> Instruction
Search the listing below for the string "Fitness" and show each line that contains it.

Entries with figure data
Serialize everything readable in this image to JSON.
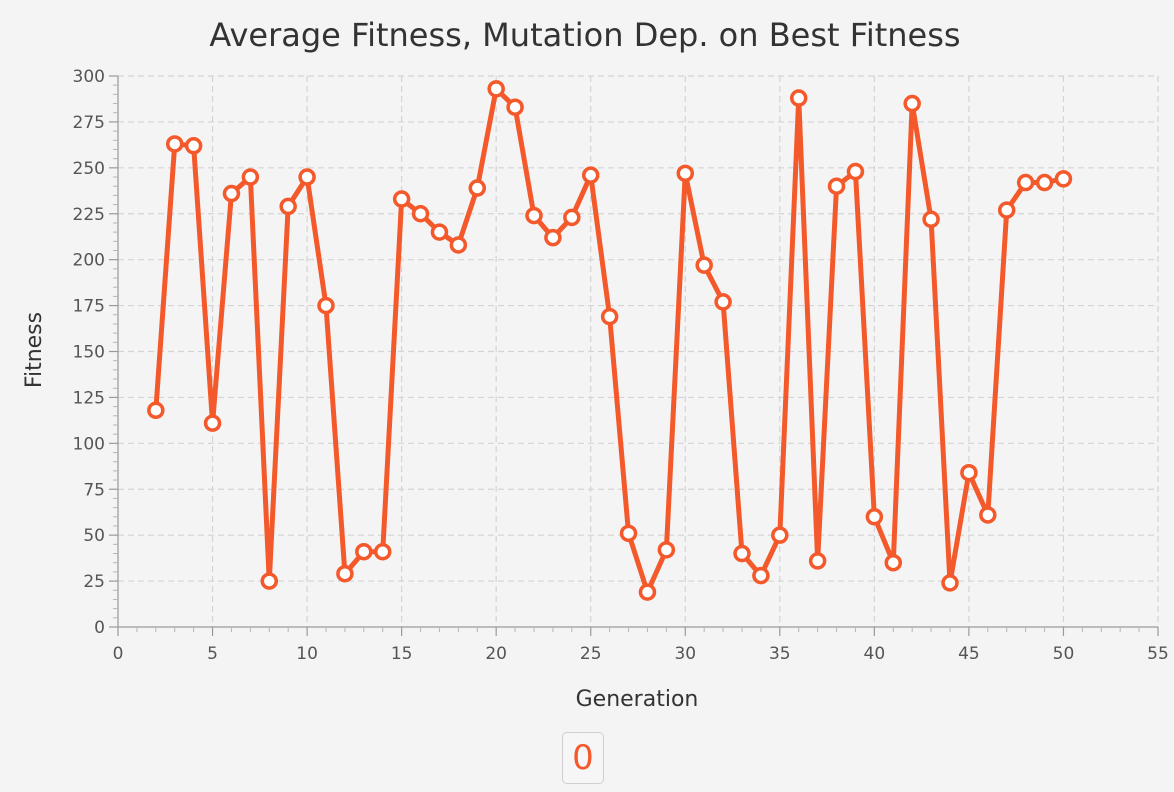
{
  "chart_data": {
    "type": "line",
    "title": "Average Fitness, Mutation Dep. on Best Fitness",
    "xlabel": "Generation",
    "ylabel": "Fitness",
    "xlim": [
      0,
      55
    ],
    "ylim": [
      0,
      300
    ],
    "x_major_ticks": [
      0,
      5,
      10,
      15,
      20,
      25,
      30,
      35,
      40,
      45,
      50,
      55
    ],
    "x_tick_labels": [
      "0",
      "5",
      "10",
      "15",
      "20",
      "25",
      "30",
      "35",
      "40",
      "45",
      "50",
      "55"
    ],
    "y_major_ticks": [
      0,
      25,
      50,
      75,
      100,
      125,
      150,
      175,
      200,
      225,
      250,
      275,
      300
    ],
    "y_tick_labels": [
      "0",
      "25",
      "50",
      "75",
      "100",
      "125",
      "150",
      "175",
      "200",
      "225",
      "250",
      "275",
      "300"
    ],
    "grid": true,
    "legend_position": "bottom-center",
    "series": [
      {
        "name": "0",
        "color": "#f4592b",
        "x": [
          2,
          3,
          4,
          5,
          6,
          7,
          8,
          9,
          10,
          11,
          12,
          13,
          14,
          15,
          16,
          17,
          18,
          19,
          20,
          21,
          22,
          23,
          24,
          25,
          26,
          27,
          28,
          29,
          30,
          31,
          32,
          33,
          34,
          35,
          36,
          37,
          38,
          39,
          40,
          41,
          42,
          43,
          44,
          45,
          46,
          47,
          48,
          49,
          50
        ],
        "values": [
          118,
          263,
          262,
          111,
          236,
          245,
          25,
          229,
          245,
          175,
          29,
          41,
          41,
          233,
          225,
          215,
          208,
          239,
          293,
          283,
          224,
          212,
          223,
          246,
          169,
          51,
          19,
          42,
          247,
          197,
          177,
          40,
          28,
          50,
          288,
          36,
          240,
          248,
          60,
          35,
          285,
          222,
          24,
          84,
          61,
          227,
          242,
          242,
          244
        ]
      }
    ]
  }
}
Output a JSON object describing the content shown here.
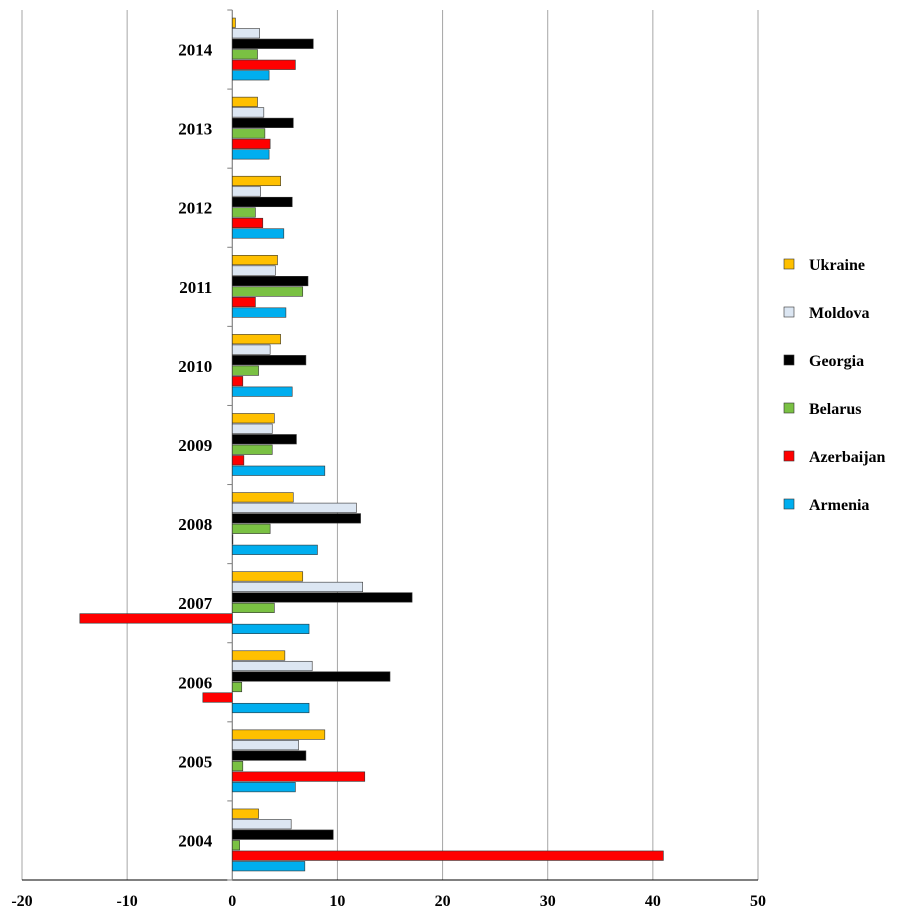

> Result for this exercise
    "title": "Average Fitness, Mutation Dep. on Best Fitness",
    "ylabel": "Fitness",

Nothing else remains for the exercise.